#### [What this task involves]
State how many lines hold the word "pattern", with no other words.

[Dataset listings of figures]
Start

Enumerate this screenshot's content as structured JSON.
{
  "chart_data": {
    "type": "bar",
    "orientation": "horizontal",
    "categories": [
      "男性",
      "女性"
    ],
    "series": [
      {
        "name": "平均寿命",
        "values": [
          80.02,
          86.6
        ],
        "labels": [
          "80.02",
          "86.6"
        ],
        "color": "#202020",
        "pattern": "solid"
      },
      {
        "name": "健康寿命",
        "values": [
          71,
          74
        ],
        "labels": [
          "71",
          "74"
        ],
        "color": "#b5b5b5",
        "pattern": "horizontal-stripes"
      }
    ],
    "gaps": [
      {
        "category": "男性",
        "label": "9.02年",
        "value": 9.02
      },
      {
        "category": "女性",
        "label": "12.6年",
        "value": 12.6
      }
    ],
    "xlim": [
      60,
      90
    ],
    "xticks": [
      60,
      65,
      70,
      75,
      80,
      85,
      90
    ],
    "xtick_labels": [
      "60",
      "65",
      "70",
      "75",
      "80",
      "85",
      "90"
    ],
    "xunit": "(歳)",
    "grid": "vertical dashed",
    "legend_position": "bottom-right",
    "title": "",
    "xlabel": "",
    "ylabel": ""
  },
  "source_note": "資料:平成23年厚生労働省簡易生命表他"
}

End

#### [Expected answer]
2